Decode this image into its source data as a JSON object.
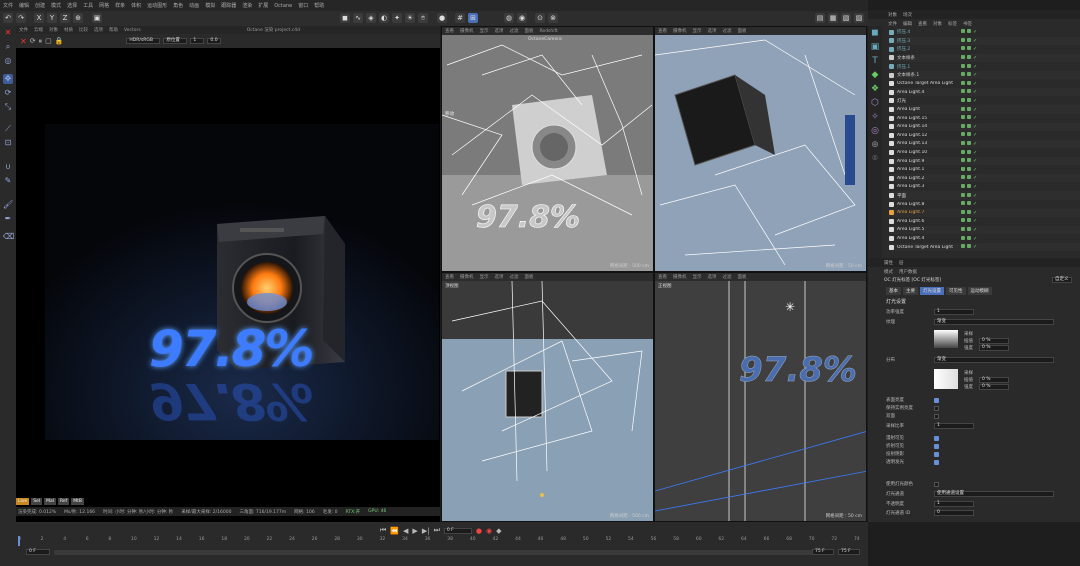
{
  "menu": [
    "文件",
    "编辑",
    "创建",
    "模式",
    "选择",
    "工具",
    "网格",
    "样条",
    "体积",
    "运动图形",
    "角色",
    "动画",
    "模拟",
    "跟踪器",
    "渲染",
    "扩展",
    "Octane",
    "窗口",
    "帮助"
  ],
  "toolbar_icons": [
    "undo-icon",
    "redo-icon",
    "select-icon",
    "move-icon",
    "scale-icon",
    "rotate-icon",
    "recent-icon"
  ],
  "render_view": {
    "menu": [
      "文件",
      "云端",
      "对象",
      "材质",
      "比较",
      "选项",
      "帮助",
      "Vectors"
    ],
    "mode": "HDR/sRGB",
    "lut": "原位置",
    "value1": "1",
    "value2": "0.0",
    "title": "Octane 渲染 project.c4d",
    "badges": [
      "Live",
      "Sel",
      "Mal",
      "Ref",
      "MtB"
    ],
    "status": {
      "progress": "渲染完成: 0.012%",
      "ms": "Ms/秒: 12.166",
      "time": "时间: 小时: 分钟: 秒/小时: 分钟: 秒",
      "samples": "采样/最大采样: 2/16000",
      "tris": "三角面: 716/19.177m",
      "meshes": "网格: 106",
      "hair": "毛发: 0",
      "rtx": "RTX:开",
      "gpu": "GPU: 46"
    }
  },
  "viewports": [
    {
      "label": "透视视图",
      "menu": [
        "查看",
        "摄像机",
        "显示",
        "选项",
        "过滤",
        "面板",
        "Redshift"
      ],
      "camera": "OctaneCamera",
      "scale": "网格间距 : 500 cm",
      "tag": "移动"
    },
    {
      "label": "",
      "menu": [
        "查看",
        "摄像机",
        "显示",
        "选项",
        "过滤",
        "面板"
      ],
      "camera": "",
      "scale": "网格间距 : 50 cm",
      "tag": ""
    },
    {
      "label": "顶视图",
      "menu": [
        "查看",
        "摄像机",
        "显示",
        "选项",
        "过滤",
        "面板"
      ],
      "camera": "",
      "scale": "网格间距 : 500 cm",
      "tag": ""
    },
    {
      "label": "正视图",
      "menu": [
        "查看",
        "摄像机",
        "显示",
        "选项",
        "过滤",
        "面板"
      ],
      "camera": "",
      "scale": "网格间距 : 50 cm",
      "tag": ""
    }
  ],
  "object_panel": {
    "tabs": [
      "对象",
      "场次"
    ],
    "menu": [
      "文件",
      "编辑",
      "查看",
      "对象",
      "标签",
      "书签"
    ],
    "items": [
      {
        "name": "挤压.4",
        "color": "#7ab"
      },
      {
        "name": "挤压.3",
        "color": "#7ab"
      },
      {
        "name": "挤压.2",
        "color": "#7ab"
      },
      {
        "name": "文本样条",
        "color": "#ccc"
      },
      {
        "name": "挤压.1",
        "color": "#7ab"
      },
      {
        "name": "文本样条.1",
        "color": "#ccc"
      },
      {
        "name": "Octane Target Area Light",
        "color": "#ddd"
      },
      {
        "name": "Area Light.4",
        "color": "#ddd"
      },
      {
        "name": "灯光",
        "color": "#ddd"
      },
      {
        "name": "Area Light",
        "color": "#ddd"
      },
      {
        "name": "Area Light.15",
        "color": "#ddd"
      },
      {
        "name": "Area Light.14",
        "color": "#ddd"
      },
      {
        "name": "Area Light.12",
        "color": "#ddd"
      },
      {
        "name": "Area Light.13",
        "color": "#ddd"
      },
      {
        "name": "Area Light.10",
        "color": "#ddd"
      },
      {
        "name": "Area Light.9",
        "color": "#ddd"
      },
      {
        "name": "Area Light.1",
        "color": "#ddd"
      },
      {
        "name": "Area Light.2",
        "color": "#ddd"
      },
      {
        "name": "Area Light.3",
        "color": "#ddd"
      },
      {
        "name": "平面",
        "color": "#ddd"
      },
      {
        "name": "Area Light.8",
        "color": "#ddd"
      },
      {
        "name": "Area Light.7",
        "color": "#e8a040"
      },
      {
        "name": "Area Light.6",
        "color": "#ddd"
      },
      {
        "name": "Area Light.5",
        "color": "#ddd"
      },
      {
        "name": "Area Light.4",
        "color": "#ddd"
      },
      {
        "name": "Octane Target Area Light",
        "color": "#ddd"
      }
    ]
  },
  "attributes": {
    "tabs": [
      "属性",
      "层"
    ],
    "menu": [
      "模式",
      "用户数据"
    ],
    "object_title": "OC 灯光标签 [OC 灯光标签]",
    "preset": "自定义",
    "subtabs": [
      "基本",
      "主要",
      "灯光设置",
      "可见性",
      "运动模糊"
    ],
    "section": "灯光设置",
    "rows": [
      {
        "label": "功率强度",
        "value": "1"
      },
      {
        "label": "纹理",
        "value": "渐变"
      },
      {
        "label": "分布",
        "value": "渐变"
      },
      {
        "label": "表面亮度",
        "check": true
      },
      {
        "label": "保持实例亮度",
        "check": false
      },
      {
        "label": "双面",
        "check": false
      },
      {
        "label": "采样比率",
        "value": "1"
      },
      {
        "label": "漫射可见",
        "check": true
      },
      {
        "label": "折射可见",
        "check": true
      },
      {
        "label": "投射阴影",
        "check": true
      },
      {
        "label": "透明发光",
        "check": true
      },
      {
        "label": "使用灯光颜色",
        "check": false
      },
      {
        "label": "灯光通道",
        "value": "使用通道设置"
      },
      {
        "label": "不透明度",
        "value": "1"
      },
      {
        "label": "灯光通道 ID",
        "value": "0"
      }
    ],
    "gradient_sub": [
      "采样",
      "插值",
      "强度"
    ],
    "gradient_pct": "0 %"
  },
  "timeline": {
    "ticks": [
      "0",
      "2",
      "4",
      "6",
      "8",
      "10",
      "12",
      "14",
      "16",
      "18",
      "20",
      "22",
      "24",
      "26",
      "28",
      "30",
      "32",
      "34",
      "36",
      "38",
      "40",
      "42",
      "44",
      "46",
      "48",
      "50",
      "52",
      "54",
      "56",
      "58",
      "60",
      "62",
      "64",
      "66",
      "68",
      "70",
      "72",
      "74"
    ],
    "current": "0 F",
    "start": "0 F",
    "end": "75 F",
    "max": "75 F",
    "frame_field": "0 F"
  },
  "render_text": "97.8%",
  "colors": {
    "accent": "#4a7fd8",
    "orange": "#ff8a20",
    "blue_text": "#3d7bff"
  }
}
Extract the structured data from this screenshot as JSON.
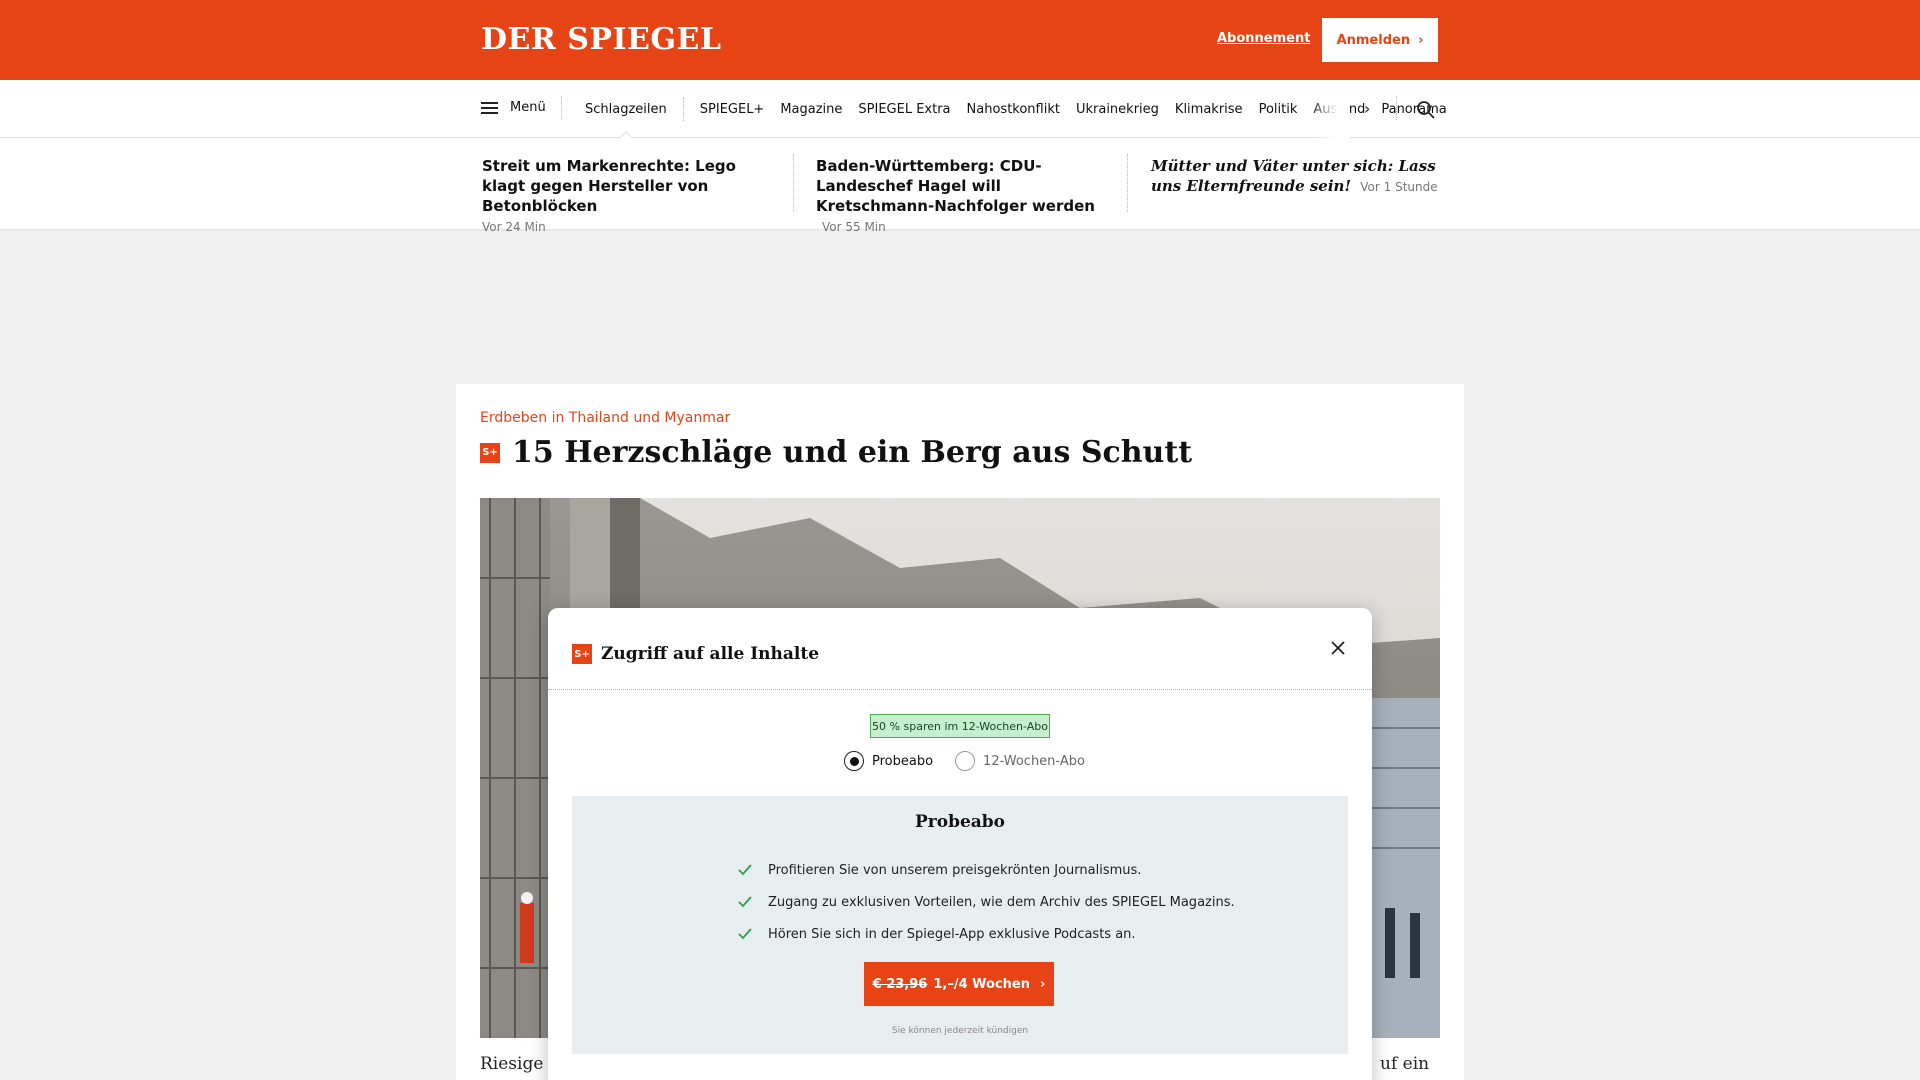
{
  "header": {
    "logo": "DER SPIEGEL",
    "abo_link": "Abonnement",
    "login_label": "Anmelden",
    "login_chevron": "›",
    "brand_color": "#e64415"
  },
  "nav": {
    "menu_label": "Menü",
    "items": [
      "Schlagzeilen",
      "SPIEGEL+",
      "Magazine",
      "SPIEGEL Extra",
      "Nahostkonflikt",
      "Ukrainekrieg",
      "Klimakrise",
      "Politik",
      "Ausland",
      "Panorama"
    ],
    "more_icon": "›",
    "search_icon": "search-icon"
  },
  "headlines": [
    {
      "text": "Streit um Markenrechte: Lego klagt gegen Hersteller von Betonblöcken",
      "time": "Vor 24 Min"
    },
    {
      "text": "Baden-Württemberg: CDU-Landeschef Hagel will Kretschmann-Nachfolger werden",
      "time": "Vor 55 Min"
    },
    {
      "text": "Mütter und Väter unter sich: Lass uns Elternfreunde sein!",
      "time": "Vor 1 Stunde"
    }
  ],
  "article": {
    "kicker": "Erdbeben in Thailand und Myanmar",
    "badge": "S+",
    "title": "15 Herzschläge und ein Berg aus Schutt",
    "teaser_left": "Riesige V",
    "teaser_right": "uf ein"
  },
  "modal": {
    "badge": "S+",
    "title": "Zugriff auf alle Inhalte",
    "save_badge": "50 % sparen im 12-Wochen-Abo",
    "radio_options": [
      "Probeabo",
      "12-Wochen-Abo"
    ],
    "selected_option": "Probeabo",
    "offer_title": "Probeabo",
    "benefits": [
      "Profitieren Sie von unserem preisgekrönten Journalismus.",
      "Zugang zu exklusiven Vorteilen, wie dem Archiv des SPIEGEL Magazins.",
      "Hören Sie sich in der Spiegel-App exklusive Podcasts an."
    ],
    "cta_old_price": "€ 23,96",
    "cta_new_price": "1,–/4 Wochen",
    "cta_chevron": "›",
    "cancel_note": "Sie können jederzeit kündigen"
  }
}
=======
§ **STATED PROBLEM**
Extract every line containing the string "JSON" from the data above.

§ **ANSWER TO THE EXERCISE**
Decode this image into its source data as a JSON object.
Extract the structured data from this screenshot as JSON.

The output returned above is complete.